§ Your goal:
Look through the data below. Show each line where the string "click" occurs.

(Excerpt from a dataset)
--- --- ---

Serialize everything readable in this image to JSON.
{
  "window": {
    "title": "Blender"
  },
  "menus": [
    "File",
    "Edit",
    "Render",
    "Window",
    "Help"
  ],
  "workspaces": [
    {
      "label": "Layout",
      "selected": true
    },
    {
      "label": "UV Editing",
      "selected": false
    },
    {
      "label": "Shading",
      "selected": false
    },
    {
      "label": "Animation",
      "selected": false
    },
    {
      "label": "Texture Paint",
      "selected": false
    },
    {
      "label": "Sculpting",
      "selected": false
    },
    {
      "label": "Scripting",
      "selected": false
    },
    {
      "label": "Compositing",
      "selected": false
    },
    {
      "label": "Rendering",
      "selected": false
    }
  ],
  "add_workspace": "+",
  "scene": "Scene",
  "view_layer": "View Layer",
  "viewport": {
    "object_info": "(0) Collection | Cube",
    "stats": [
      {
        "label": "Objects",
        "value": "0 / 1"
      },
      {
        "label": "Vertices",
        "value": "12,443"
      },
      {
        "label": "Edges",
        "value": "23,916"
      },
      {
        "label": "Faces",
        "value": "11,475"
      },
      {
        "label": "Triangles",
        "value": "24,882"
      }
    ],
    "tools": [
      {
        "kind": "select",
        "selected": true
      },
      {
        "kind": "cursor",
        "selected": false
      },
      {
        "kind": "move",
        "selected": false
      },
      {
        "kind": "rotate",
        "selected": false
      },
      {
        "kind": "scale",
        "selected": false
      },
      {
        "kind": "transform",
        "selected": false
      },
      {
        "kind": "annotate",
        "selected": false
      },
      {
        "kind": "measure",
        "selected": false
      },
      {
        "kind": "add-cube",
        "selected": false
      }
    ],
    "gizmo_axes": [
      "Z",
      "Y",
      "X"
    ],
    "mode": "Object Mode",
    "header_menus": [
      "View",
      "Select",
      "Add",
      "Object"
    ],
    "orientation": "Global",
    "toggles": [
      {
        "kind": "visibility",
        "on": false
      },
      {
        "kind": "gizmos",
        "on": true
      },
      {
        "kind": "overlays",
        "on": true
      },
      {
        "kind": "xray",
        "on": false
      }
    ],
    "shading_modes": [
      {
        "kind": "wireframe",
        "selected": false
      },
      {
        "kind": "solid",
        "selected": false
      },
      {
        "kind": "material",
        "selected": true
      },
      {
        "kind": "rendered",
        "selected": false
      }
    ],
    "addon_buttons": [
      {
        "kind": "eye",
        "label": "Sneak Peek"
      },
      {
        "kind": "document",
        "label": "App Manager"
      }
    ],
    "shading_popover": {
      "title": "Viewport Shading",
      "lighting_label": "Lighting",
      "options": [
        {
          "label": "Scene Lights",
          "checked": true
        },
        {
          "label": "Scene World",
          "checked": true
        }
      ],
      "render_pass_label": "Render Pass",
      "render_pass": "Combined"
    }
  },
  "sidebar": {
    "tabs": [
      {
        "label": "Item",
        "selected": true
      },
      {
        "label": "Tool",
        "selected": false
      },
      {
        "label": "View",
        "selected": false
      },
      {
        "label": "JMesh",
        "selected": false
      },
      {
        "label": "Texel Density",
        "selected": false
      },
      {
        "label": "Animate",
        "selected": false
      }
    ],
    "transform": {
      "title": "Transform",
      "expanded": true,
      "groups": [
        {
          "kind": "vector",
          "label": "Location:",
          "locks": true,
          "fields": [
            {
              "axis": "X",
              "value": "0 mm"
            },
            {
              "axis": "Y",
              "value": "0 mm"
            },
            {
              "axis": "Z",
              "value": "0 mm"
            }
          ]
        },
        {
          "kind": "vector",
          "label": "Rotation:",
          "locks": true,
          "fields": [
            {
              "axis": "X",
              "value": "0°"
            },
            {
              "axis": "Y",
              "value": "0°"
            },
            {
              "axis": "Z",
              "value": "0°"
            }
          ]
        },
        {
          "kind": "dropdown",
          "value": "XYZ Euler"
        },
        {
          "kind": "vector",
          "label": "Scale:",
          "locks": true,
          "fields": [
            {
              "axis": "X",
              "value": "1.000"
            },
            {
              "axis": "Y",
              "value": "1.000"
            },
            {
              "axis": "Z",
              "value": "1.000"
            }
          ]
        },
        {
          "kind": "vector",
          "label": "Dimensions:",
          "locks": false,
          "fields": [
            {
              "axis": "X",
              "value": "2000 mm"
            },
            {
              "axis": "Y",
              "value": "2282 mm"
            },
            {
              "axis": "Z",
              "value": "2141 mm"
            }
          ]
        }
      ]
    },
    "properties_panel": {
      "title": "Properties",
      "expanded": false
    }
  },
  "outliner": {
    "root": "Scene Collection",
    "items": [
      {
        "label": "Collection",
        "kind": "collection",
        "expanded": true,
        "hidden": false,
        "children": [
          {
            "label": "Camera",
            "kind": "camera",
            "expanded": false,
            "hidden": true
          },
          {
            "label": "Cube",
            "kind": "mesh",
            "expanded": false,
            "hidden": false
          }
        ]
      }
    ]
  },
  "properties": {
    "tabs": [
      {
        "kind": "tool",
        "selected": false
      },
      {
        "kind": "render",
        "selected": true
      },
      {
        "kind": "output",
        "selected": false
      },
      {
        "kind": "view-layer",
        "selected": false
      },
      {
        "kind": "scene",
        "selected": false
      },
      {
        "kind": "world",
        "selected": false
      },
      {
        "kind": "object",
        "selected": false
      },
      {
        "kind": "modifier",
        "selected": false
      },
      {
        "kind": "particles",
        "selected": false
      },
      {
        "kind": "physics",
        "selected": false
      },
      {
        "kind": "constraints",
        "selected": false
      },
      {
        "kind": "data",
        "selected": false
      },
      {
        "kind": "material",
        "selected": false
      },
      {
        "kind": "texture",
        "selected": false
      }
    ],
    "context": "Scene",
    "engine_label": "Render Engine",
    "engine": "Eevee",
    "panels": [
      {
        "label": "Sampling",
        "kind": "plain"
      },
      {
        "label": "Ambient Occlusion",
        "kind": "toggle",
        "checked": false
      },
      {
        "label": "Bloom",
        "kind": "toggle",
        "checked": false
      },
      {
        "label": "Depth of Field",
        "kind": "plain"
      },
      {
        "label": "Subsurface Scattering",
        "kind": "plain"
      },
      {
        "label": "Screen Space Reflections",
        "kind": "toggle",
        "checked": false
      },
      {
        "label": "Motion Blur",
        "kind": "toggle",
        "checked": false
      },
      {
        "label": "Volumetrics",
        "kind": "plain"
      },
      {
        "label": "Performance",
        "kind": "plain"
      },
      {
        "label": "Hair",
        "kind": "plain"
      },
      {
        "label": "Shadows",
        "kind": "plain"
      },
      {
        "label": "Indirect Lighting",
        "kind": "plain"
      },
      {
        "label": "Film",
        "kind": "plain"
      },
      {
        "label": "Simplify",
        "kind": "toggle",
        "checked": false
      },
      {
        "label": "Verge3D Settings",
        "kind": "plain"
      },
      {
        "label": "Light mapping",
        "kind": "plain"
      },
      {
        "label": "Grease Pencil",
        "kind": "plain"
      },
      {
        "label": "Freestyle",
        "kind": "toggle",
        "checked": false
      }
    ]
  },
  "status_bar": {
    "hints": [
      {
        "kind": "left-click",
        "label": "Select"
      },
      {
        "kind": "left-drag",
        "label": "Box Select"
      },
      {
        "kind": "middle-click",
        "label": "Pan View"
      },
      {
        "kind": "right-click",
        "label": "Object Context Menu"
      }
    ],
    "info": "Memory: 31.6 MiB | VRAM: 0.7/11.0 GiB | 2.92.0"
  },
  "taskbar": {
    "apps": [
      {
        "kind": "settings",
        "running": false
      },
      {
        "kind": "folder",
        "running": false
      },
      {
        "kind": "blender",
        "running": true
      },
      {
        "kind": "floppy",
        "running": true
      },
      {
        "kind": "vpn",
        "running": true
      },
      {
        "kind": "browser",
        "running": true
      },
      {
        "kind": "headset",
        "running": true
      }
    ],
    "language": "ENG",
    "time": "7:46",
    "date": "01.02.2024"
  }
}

--- --- ---

§ Reply to the exercise:
        "kind": "left-click",
        "kind": "middle-click",
        "kind": "right-click",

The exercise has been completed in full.